PROVIDED MATERIAL:
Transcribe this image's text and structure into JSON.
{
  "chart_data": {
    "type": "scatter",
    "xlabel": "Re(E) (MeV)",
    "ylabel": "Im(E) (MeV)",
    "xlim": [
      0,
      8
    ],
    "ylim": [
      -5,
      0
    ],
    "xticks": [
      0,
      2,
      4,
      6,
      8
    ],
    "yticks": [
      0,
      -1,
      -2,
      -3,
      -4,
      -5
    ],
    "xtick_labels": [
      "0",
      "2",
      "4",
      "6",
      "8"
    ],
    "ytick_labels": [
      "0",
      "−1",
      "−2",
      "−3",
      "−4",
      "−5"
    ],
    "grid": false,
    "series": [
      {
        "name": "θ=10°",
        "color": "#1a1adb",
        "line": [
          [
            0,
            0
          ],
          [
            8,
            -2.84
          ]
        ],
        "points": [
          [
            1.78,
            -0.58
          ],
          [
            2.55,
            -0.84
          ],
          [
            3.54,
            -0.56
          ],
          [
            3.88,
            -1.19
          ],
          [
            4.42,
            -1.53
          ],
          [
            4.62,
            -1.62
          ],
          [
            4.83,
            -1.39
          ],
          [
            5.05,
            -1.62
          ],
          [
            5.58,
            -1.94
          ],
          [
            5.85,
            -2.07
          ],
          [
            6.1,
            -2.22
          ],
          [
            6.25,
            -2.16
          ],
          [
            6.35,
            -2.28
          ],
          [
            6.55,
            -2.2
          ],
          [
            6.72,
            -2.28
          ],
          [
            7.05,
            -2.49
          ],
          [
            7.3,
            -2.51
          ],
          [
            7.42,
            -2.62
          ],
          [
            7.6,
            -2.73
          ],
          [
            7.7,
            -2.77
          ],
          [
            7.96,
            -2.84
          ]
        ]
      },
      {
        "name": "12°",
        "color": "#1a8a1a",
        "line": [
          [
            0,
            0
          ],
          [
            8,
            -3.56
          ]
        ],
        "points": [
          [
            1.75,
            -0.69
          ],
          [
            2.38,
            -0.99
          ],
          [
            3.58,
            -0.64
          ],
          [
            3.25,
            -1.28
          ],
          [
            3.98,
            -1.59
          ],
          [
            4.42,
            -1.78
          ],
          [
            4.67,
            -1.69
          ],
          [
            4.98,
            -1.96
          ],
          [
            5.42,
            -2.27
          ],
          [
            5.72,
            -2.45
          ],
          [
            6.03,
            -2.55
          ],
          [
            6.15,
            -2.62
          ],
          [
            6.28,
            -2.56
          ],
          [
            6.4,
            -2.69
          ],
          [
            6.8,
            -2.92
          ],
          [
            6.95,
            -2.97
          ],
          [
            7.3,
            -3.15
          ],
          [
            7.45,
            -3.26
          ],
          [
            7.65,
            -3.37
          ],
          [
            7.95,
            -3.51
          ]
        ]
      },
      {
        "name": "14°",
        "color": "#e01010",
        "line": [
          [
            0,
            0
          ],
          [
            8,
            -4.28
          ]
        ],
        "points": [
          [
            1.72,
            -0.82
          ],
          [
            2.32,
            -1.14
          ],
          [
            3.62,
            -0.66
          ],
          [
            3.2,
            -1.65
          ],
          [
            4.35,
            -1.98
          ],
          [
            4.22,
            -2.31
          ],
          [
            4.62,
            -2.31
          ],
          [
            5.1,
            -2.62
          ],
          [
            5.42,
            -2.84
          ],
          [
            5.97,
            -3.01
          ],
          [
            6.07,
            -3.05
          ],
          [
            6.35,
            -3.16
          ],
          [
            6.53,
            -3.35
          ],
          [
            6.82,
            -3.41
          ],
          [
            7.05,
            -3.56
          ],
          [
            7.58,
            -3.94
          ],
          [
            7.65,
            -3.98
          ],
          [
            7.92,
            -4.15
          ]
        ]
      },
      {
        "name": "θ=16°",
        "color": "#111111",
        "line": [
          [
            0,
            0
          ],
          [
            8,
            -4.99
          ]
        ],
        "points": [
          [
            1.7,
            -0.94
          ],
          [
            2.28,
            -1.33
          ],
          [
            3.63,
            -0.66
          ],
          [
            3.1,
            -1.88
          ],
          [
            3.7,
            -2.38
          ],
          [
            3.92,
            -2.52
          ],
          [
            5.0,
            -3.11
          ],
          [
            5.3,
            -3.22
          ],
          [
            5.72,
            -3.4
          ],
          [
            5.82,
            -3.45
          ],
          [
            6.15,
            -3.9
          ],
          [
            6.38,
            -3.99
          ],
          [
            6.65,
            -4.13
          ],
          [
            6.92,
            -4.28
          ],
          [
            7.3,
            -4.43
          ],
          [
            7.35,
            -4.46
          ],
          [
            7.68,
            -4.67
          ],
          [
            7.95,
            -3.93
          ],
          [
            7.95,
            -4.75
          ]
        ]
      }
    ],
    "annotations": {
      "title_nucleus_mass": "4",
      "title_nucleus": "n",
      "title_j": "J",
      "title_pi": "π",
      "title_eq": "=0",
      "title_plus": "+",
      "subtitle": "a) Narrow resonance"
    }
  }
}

WHAT TO DO: Give the number of lines in the entries that hold the word "color", and nothing else.

THE COMPLETED TASK: 4